Copy out the records precisely, omitting pictures.

::::::::

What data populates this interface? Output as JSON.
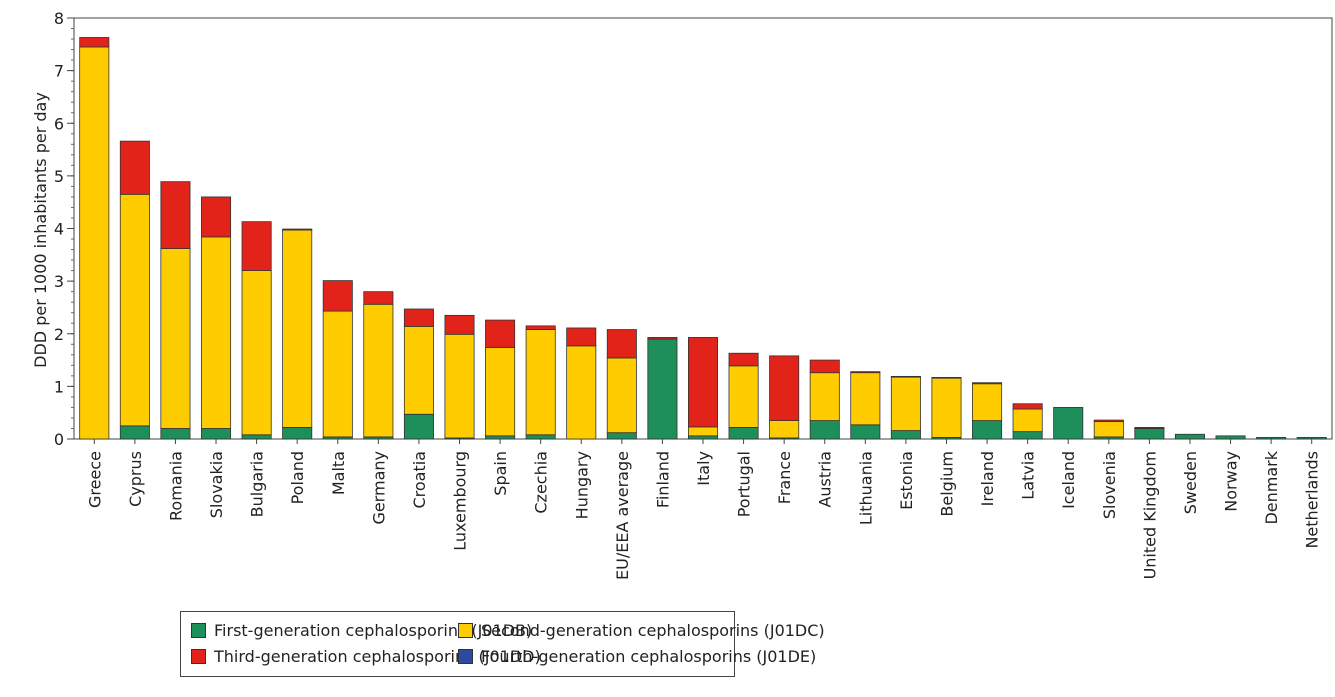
{
  "chart_data": {
    "type": "bar",
    "stacked": true,
    "title": "",
    "xlabel": "",
    "ylabel": "DDD per 1000 inhabitants per day",
    "ylim": [
      0,
      8
    ],
    "yticks": [
      "0",
      "1",
      "2",
      "3",
      "4",
      "5",
      "6",
      "7",
      "8"
    ],
    "categories": [
      "Greece",
      "Cyprus",
      "Romania",
      "Slovakia",
      "Bulgaria",
      "Poland",
      "Malta",
      "Germany",
      "Croatia",
      "Luxembourg",
      "Spain",
      "Czechia",
      "Hungary",
      "EU/EEA average",
      "Finland",
      "Italy",
      "Portugal",
      "France",
      "Austria",
      "Lithuania",
      "Estonia",
      "Belgium",
      "Ireland",
      "Latvia",
      "Iceland",
      "Slovenia",
      "United Kingdom",
      "Sweden",
      "Norway",
      "Denmark",
      "Netherlands"
    ],
    "series": [
      {
        "name": "First-generation cephalosporins (J01DB)",
        "color": "#1e8f5a",
        "values": [
          0.0,
          0.25,
          0.2,
          0.2,
          0.08,
          0.22,
          0.04,
          0.04,
          0.47,
          0.02,
          0.06,
          0.08,
          0.0,
          0.12,
          1.9,
          0.06,
          0.22,
          0.02,
          0.35,
          0.27,
          0.16,
          0.03,
          0.35,
          0.14,
          0.6,
          0.04,
          0.2,
          0.09,
          0.06,
          0.03,
          0.03
        ]
      },
      {
        "name": "Second-generation cephalosporins (J01DC)",
        "color": "#ffcc00",
        "values": [
          7.45,
          4.4,
          3.42,
          3.64,
          3.12,
          3.75,
          2.39,
          2.52,
          1.67,
          1.97,
          1.68,
          2.0,
          1.77,
          1.42,
          0.0,
          0.17,
          1.17,
          0.33,
          0.91,
          0.99,
          1.02,
          1.13,
          0.7,
          0.43,
          0.0,
          0.29,
          0.0,
          0.0,
          0.0,
          0.0,
          0.0
        ]
      },
      {
        "name": "Third-generation cephalosporins (J01DD)",
        "color": "#e2231a",
        "values": [
          0.18,
          1.01,
          1.27,
          0.76,
          0.93,
          0.02,
          0.58,
          0.24,
          0.33,
          0.36,
          0.52,
          0.07,
          0.34,
          0.54,
          0.03,
          1.7,
          0.24,
          1.23,
          0.24,
          0.02,
          0.01,
          0.01,
          0.02,
          0.1,
          0.0,
          0.03,
          0.02,
          0.0,
          0.0,
          0.0,
          0.0
        ]
      },
      {
        "name": "Fourth-generation cephalosporins (J01DE)",
        "color": "#2e4aa0",
        "values": [
          0.0,
          0.0,
          0.0,
          0.0,
          0.0,
          0.0,
          0.0,
          0.0,
          0.0,
          0.0,
          0.0,
          0.0,
          0.0,
          0.0,
          0.0,
          0.0,
          0.0,
          0.0,
          0.0,
          0.0,
          0.0,
          0.0,
          0.0,
          0.0,
          0.0,
          0.0,
          0.0,
          0.0,
          0.0,
          0.0,
          0.0
        ]
      }
    ],
    "grid": false,
    "legend_position": "bottom"
  }
}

::::::::

### Task response
What data populates this interface? Output as JSON.
{
  "chart_data": {
    "type": "bar",
    "stacked": true,
    "title": "",
    "xlabel": "",
    "ylabel": "DDD per 1000 inhabitants per day",
    "ylim": [
      0,
      8
    ],
    "yticks": [
      "0",
      "1",
      "2",
      "3",
      "4",
      "5",
      "6",
      "7",
      "8"
    ],
    "categories": [
      "Greece",
      "Cyprus",
      "Romania",
      "Slovakia",
      "Bulgaria",
      "Poland",
      "Malta",
      "Germany",
      "Croatia",
      "Luxembourg",
      "Spain",
      "Czechia",
      "Hungary",
      "EU/EEA average",
      "Finland",
      "Italy",
      "Portugal",
      "France",
      "Austria",
      "Lithuania",
      "Estonia",
      "Belgium",
      "Ireland",
      "Latvia",
      "Iceland",
      "Slovenia",
      "United Kingdom",
      "Sweden",
      "Norway",
      "Denmark",
      "Netherlands"
    ],
    "series": [
      {
        "name": "First-generation cephalosporins (J01DB)",
        "color": "#1e8f5a",
        "values": [
          0.0,
          0.25,
          0.2,
          0.2,
          0.08,
          0.22,
          0.04,
          0.04,
          0.47,
          0.02,
          0.06,
          0.08,
          0.0,
          0.12,
          1.9,
          0.06,
          0.22,
          0.02,
          0.35,
          0.27,
          0.16,
          0.03,
          0.35,
          0.14,
          0.6,
          0.04,
          0.2,
          0.09,
          0.06,
          0.03,
          0.03
        ]
      },
      {
        "name": "Second-generation cephalosporins (J01DC)",
        "color": "#ffcc00",
        "values": [
          7.45,
          4.4,
          3.42,
          3.64,
          3.12,
          3.75,
          2.39,
          2.52,
          1.67,
          1.97,
          1.68,
          2.0,
          1.77,
          1.42,
          0.0,
          0.17,
          1.17,
          0.33,
          0.91,
          0.99,
          1.02,
          1.13,
          0.7,
          0.43,
          0.0,
          0.29,
          0.0,
          0.0,
          0.0,
          0.0,
          0.0
        ]
      },
      {
        "name": "Third-generation cephalosporins (J01DD)",
        "color": "#e2231a",
        "values": [
          0.18,
          1.01,
          1.27,
          0.76,
          0.93,
          0.02,
          0.58,
          0.24,
          0.33,
          0.36,
          0.52,
          0.07,
          0.34,
          0.54,
          0.03,
          1.7,
          0.24,
          1.23,
          0.24,
          0.02,
          0.01,
          0.01,
          0.02,
          0.1,
          0.0,
          0.03,
          0.02,
          0.0,
          0.0,
          0.0,
          0.0
        ]
      },
      {
        "name": "Fourth-generation cephalosporins (J01DE)",
        "color": "#2e4aa0",
        "values": [
          0.0,
          0.0,
          0.0,
          0.0,
          0.0,
          0.0,
          0.0,
          0.0,
          0.0,
          0.0,
          0.0,
          0.0,
          0.0,
          0.0,
          0.0,
          0.0,
          0.0,
          0.0,
          0.0,
          0.0,
          0.0,
          0.0,
          0.0,
          0.0,
          0.0,
          0.0,
          0.0,
          0.0,
          0.0,
          0.0,
          0.0
        ]
      }
    ],
    "grid": false,
    "legend_position": "bottom"
  }
}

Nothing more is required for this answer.